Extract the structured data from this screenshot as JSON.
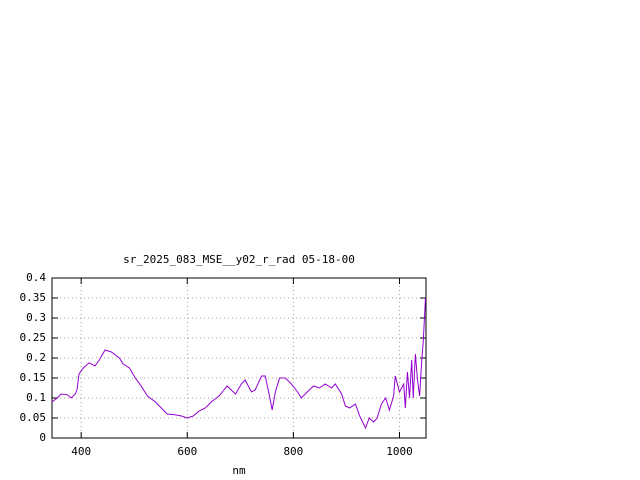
{
  "chart_data": {
    "type": "line",
    "title": "sr_2025_083_MSE__y02_r_rad 05-18-00",
    "x_label": "nm",
    "xlim": [
      345,
      1050
    ],
    "ylim": [
      0,
      0.4
    ],
    "xticks": [
      400,
      600,
      800,
      1000
    ],
    "yticks": [
      0,
      0.05,
      0.1,
      0.15,
      0.2,
      0.25,
      0.3,
      0.35,
      0.4
    ],
    "grid": true,
    "series": [
      {
        "color": "#9400d3",
        "x": [
          345,
          355,
          362,
          374,
          381,
          389,
          392,
          396,
          404,
          415,
          426,
          434,
          445,
          457,
          472,
          479,
          491,
          502,
          513,
          525,
          540,
          551,
          562,
          577,
          589,
          600,
          611,
          623,
          634,
          645,
          660,
          675,
          683,
          691,
          702,
          709,
          721,
          728,
          740,
          747,
          755,
          760,
          766,
          774,
          785,
          796,
          808,
          815,
          826,
          838,
          849,
          860,
          872,
          879,
          891,
          898,
          906,
          917,
          925,
          936,
          943,
          951,
          958,
          966,
          974,
          981,
          989,
          992,
          1000,
          1008,
          1011,
          1015,
          1019,
          1023,
          1026,
          1030,
          1034,
          1038,
          1042,
          1045,
          1049
        ],
        "values": [
          0.09,
          0.1,
          0.11,
          0.108,
          0.1,
          0.11,
          0.12,
          0.16,
          0.175,
          0.188,
          0.18,
          0.195,
          0.22,
          0.215,
          0.2,
          0.185,
          0.175,
          0.15,
          0.13,
          0.105,
          0.09,
          0.075,
          0.06,
          0.058,
          0.055,
          0.05,
          0.055,
          0.068,
          0.075,
          0.09,
          0.105,
          0.13,
          0.12,
          0.11,
          0.135,
          0.145,
          0.115,
          0.12,
          0.155,
          0.155,
          0.105,
          0.07,
          0.115,
          0.15,
          0.15,
          0.135,
          0.115,
          0.1,
          0.115,
          0.13,
          0.125,
          0.135,
          0.125,
          0.135,
          0.11,
          0.08,
          0.075,
          0.085,
          0.055,
          0.025,
          0.05,
          0.04,
          0.05,
          0.085,
          0.1,
          0.07,
          0.105,
          0.155,
          0.115,
          0.135,
          0.075,
          0.165,
          0.1,
          0.195,
          0.1,
          0.21,
          0.145,
          0.105,
          0.195,
          0.245,
          0.35
        ]
      }
    ]
  }
}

● DIRECTION: Leaving out the pictures, repeat the data above exactly.

● EXPECTED ANSWER:
Extract the structured data from this screenshot as JSON.
{
  "chart_data": {
    "type": "line",
    "title": "sr_2025_083_MSE__y02_r_rad 05-18-00",
    "x_label": "nm",
    "xlim": [
      345,
      1050
    ],
    "ylim": [
      0,
      0.4
    ],
    "xticks": [
      400,
      600,
      800,
      1000
    ],
    "yticks": [
      0,
      0.05,
      0.1,
      0.15,
      0.2,
      0.25,
      0.3,
      0.35,
      0.4
    ],
    "grid": true,
    "series": [
      {
        "color": "#9400d3",
        "x": [
          345,
          355,
          362,
          374,
          381,
          389,
          392,
          396,
          404,
          415,
          426,
          434,
          445,
          457,
          472,
          479,
          491,
          502,
          513,
          525,
          540,
          551,
          562,
          577,
          589,
          600,
          611,
          623,
          634,
          645,
          660,
          675,
          683,
          691,
          702,
          709,
          721,
          728,
          740,
          747,
          755,
          760,
          766,
          774,
          785,
          796,
          808,
          815,
          826,
          838,
          849,
          860,
          872,
          879,
          891,
          898,
          906,
          917,
          925,
          936,
          943,
          951,
          958,
          966,
          974,
          981,
          989,
          992,
          1000,
          1008,
          1011,
          1015,
          1019,
          1023,
          1026,
          1030,
          1034,
          1038,
          1042,
          1045,
          1049
        ],
        "values": [
          0.09,
          0.1,
          0.11,
          0.108,
          0.1,
          0.11,
          0.12,
          0.16,
          0.175,
          0.188,
          0.18,
          0.195,
          0.22,
          0.215,
          0.2,
          0.185,
          0.175,
          0.15,
          0.13,
          0.105,
          0.09,
          0.075,
          0.06,
          0.058,
          0.055,
          0.05,
          0.055,
          0.068,
          0.075,
          0.09,
          0.105,
          0.13,
          0.12,
          0.11,
          0.135,
          0.145,
          0.115,
          0.12,
          0.155,
          0.155,
          0.105,
          0.07,
          0.115,
          0.15,
          0.15,
          0.135,
          0.115,
          0.1,
          0.115,
          0.13,
          0.125,
          0.135,
          0.125,
          0.135,
          0.11,
          0.08,
          0.075,
          0.085,
          0.055,
          0.025,
          0.05,
          0.04,
          0.05,
          0.085,
          0.1,
          0.07,
          0.105,
          0.155,
          0.115,
          0.135,
          0.075,
          0.165,
          0.1,
          0.195,
          0.1,
          0.21,
          0.145,
          0.105,
          0.195,
          0.245,
          0.35
        ]
      }
    ]
  }
}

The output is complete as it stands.